Task statement -
Number of lines below with "therapy": work it out and reply with that number only.

Dataset items:

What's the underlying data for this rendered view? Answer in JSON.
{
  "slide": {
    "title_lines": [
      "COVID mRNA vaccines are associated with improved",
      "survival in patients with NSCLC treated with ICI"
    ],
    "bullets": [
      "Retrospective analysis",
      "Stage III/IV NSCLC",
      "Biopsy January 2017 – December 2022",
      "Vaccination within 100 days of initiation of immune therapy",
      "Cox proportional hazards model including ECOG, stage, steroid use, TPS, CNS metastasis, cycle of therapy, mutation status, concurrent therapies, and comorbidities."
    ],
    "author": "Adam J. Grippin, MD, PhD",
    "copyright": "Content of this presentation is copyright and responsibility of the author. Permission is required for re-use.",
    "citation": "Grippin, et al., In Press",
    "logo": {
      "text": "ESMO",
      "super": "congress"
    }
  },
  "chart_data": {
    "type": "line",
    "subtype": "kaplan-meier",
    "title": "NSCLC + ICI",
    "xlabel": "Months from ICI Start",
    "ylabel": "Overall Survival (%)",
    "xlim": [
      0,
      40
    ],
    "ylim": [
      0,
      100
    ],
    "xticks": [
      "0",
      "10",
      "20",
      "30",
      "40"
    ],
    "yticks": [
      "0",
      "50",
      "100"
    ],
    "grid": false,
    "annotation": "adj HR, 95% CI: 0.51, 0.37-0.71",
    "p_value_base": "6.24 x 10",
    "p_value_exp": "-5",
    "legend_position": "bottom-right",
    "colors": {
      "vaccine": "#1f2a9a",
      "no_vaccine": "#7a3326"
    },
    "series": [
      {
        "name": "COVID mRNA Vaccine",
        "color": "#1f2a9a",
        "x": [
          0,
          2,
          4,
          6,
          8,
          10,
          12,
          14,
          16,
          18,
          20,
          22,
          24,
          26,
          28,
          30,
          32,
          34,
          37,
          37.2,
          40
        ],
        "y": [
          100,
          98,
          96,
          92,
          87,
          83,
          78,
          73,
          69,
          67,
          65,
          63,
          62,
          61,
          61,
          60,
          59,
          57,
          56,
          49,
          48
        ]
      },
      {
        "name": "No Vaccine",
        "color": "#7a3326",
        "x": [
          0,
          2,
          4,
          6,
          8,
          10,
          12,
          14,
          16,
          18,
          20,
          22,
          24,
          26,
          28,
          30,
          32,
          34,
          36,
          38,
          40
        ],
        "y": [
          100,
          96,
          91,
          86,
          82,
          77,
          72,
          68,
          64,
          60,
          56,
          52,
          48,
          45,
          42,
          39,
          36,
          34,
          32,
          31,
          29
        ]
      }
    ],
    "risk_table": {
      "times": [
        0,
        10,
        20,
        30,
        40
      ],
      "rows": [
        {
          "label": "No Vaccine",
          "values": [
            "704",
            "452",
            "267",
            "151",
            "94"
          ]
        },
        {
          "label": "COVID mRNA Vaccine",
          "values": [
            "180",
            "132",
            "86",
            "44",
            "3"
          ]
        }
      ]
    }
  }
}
---
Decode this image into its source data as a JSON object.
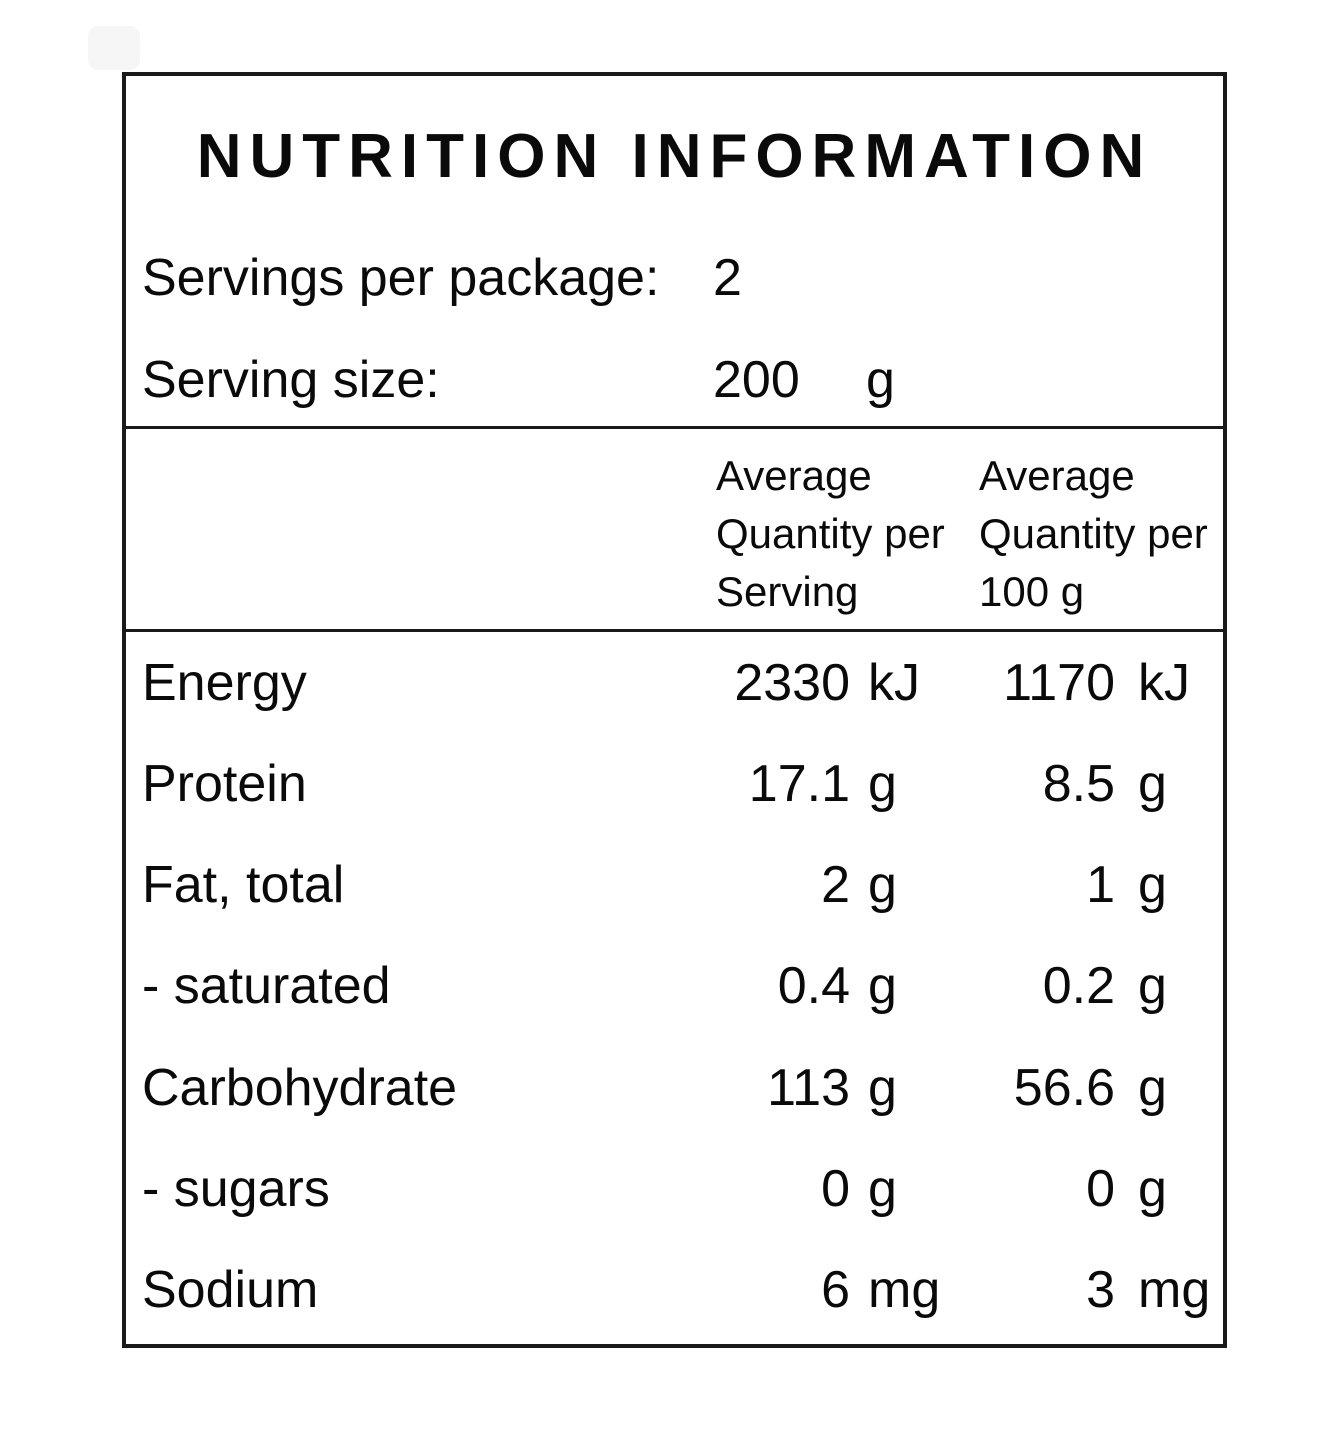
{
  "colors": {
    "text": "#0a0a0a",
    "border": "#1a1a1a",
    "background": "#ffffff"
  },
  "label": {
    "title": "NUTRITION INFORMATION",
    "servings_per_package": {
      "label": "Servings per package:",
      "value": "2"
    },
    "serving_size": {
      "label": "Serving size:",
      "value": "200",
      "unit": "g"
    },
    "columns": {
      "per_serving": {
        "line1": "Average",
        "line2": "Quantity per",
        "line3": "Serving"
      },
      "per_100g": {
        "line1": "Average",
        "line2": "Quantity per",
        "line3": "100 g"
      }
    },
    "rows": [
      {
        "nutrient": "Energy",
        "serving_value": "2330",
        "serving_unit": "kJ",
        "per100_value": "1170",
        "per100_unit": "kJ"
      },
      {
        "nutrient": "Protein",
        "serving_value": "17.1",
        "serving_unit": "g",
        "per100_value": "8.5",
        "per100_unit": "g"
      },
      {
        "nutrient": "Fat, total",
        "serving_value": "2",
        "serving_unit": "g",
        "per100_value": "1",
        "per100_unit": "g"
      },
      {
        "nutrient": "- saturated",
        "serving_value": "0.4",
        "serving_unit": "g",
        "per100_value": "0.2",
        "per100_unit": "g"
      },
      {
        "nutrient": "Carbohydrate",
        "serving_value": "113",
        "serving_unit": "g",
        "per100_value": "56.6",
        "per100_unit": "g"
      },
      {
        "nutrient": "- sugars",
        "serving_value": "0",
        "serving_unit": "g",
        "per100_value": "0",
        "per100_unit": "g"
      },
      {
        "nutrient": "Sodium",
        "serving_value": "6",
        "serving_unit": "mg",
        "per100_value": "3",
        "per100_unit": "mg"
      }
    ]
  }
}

Answer -
2